** Start STORED DATA **
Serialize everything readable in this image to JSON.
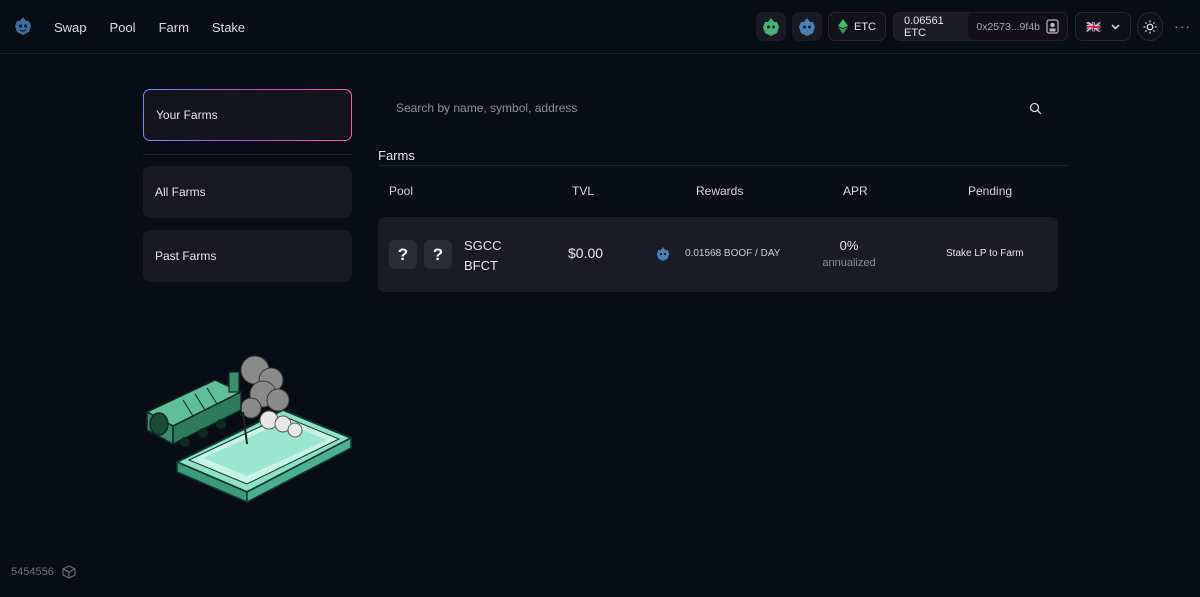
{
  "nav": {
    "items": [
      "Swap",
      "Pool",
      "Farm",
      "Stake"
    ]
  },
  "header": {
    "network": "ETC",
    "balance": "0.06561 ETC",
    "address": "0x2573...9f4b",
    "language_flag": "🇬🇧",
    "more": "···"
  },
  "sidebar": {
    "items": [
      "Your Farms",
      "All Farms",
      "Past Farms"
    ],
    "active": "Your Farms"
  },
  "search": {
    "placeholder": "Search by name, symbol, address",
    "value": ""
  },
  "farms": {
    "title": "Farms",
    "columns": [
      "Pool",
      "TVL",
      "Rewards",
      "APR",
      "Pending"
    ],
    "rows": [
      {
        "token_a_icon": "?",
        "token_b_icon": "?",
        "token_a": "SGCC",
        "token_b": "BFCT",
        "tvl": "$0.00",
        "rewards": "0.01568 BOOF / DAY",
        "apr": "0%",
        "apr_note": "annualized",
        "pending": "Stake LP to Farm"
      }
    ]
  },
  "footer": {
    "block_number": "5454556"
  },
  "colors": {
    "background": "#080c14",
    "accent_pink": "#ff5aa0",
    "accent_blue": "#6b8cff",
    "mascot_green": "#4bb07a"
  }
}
** End STORED DATA **
DIRECTIVE |
Every line above should be returned exactly; the pictures stay out.

SOLUTION TO THIS PROBLEM |
Serialize everything readable in this image to JSON.
{
  "nav": {
    "items": [
      "Swap",
      "Pool",
      "Farm",
      "Stake"
    ]
  },
  "header": {
    "network": "ETC",
    "balance": "0.06561 ETC",
    "address": "0x2573...9f4b",
    "language_flag": "🇬🇧",
    "more": "···"
  },
  "sidebar": {
    "items": [
      "Your Farms",
      "All Farms",
      "Past Farms"
    ],
    "active": "Your Farms"
  },
  "search": {
    "placeholder": "Search by name, symbol, address",
    "value": ""
  },
  "farms": {
    "title": "Farms",
    "columns": [
      "Pool",
      "TVL",
      "Rewards",
      "APR",
      "Pending"
    ],
    "rows": [
      {
        "token_a_icon": "?",
        "token_b_icon": "?",
        "token_a": "SGCC",
        "token_b": "BFCT",
        "tvl": "$0.00",
        "rewards": "0.01568 BOOF / DAY",
        "apr": "0%",
        "apr_note": "annualized",
        "pending": "Stake LP to Farm"
      }
    ]
  },
  "footer": {
    "block_number": "5454556"
  },
  "colors": {
    "background": "#080c14",
    "accent_pink": "#ff5aa0",
    "accent_blue": "#6b8cff",
    "mascot_green": "#4bb07a"
  }
}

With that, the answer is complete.